Restate the full set of records exactly, word for word.

[Records shown]
^^^^^^^^^^^^^^^^
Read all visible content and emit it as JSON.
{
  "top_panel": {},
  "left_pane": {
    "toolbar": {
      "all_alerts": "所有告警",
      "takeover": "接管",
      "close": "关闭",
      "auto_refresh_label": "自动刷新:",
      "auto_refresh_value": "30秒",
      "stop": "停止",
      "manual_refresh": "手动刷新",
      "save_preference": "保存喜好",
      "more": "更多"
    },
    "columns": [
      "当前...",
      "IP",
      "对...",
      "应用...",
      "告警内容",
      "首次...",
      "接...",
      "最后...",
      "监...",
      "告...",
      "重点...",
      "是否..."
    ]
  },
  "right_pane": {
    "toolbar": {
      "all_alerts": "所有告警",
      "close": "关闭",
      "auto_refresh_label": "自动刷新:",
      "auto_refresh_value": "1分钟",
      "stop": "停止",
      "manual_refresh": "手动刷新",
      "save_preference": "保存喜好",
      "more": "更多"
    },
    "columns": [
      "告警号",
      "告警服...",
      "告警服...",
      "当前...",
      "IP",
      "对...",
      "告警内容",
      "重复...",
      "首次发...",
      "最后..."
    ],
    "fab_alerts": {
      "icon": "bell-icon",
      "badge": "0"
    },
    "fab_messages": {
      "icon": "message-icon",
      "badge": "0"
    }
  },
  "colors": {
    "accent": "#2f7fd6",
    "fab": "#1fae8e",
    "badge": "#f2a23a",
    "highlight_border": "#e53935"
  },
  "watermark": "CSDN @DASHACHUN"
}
^^^^^^^^^^^^^^^^
[Exercise response]
Read all visible content and emit it as JSON.
{
  "top_panel": {},
  "left_pane": {
    "toolbar": {
      "all_alerts": "所有告警",
      "takeover": "接管",
      "close": "关闭",
      "auto_refresh_label": "自动刷新:",
      "auto_refresh_value": "30秒",
      "stop": "停止",
      "manual_refresh": "手动刷新",
      "save_preference": "保存喜好",
      "more": "更多"
    },
    "columns": [
      "当前...",
      "IP",
      "对...",
      "应用...",
      "告警内容",
      "首次...",
      "接...",
      "最后...",
      "监...",
      "告...",
      "重点...",
      "是否..."
    ]
  },
  "right_pane": {
    "toolbar": {
      "all_alerts": "所有告警",
      "close": "关闭",
      "auto_refresh_label": "自动刷新:",
      "auto_refresh_value": "1分钟",
      "stop": "停止",
      "manual_refresh": "手动刷新",
      "save_preference": "保存喜好",
      "more": "更多"
    },
    "columns": [
      "告警号",
      "告警服...",
      "告警服...",
      "当前...",
      "IP",
      "对...",
      "告警内容",
      "重复...",
      "首次发...",
      "最后..."
    ],
    "fab_alerts": {
      "icon": "bell-icon",
      "badge": "0"
    },
    "fab_messages": {
      "icon": "message-icon",
      "badge": "0"
    }
  },
  "colors": {
    "accent": "#2f7fd6",
    "fab": "#1fae8e",
    "badge": "#f2a23a",
    "highlight_border": "#e53935"
  },
  "watermark": "CSDN @DASHACHUN"
}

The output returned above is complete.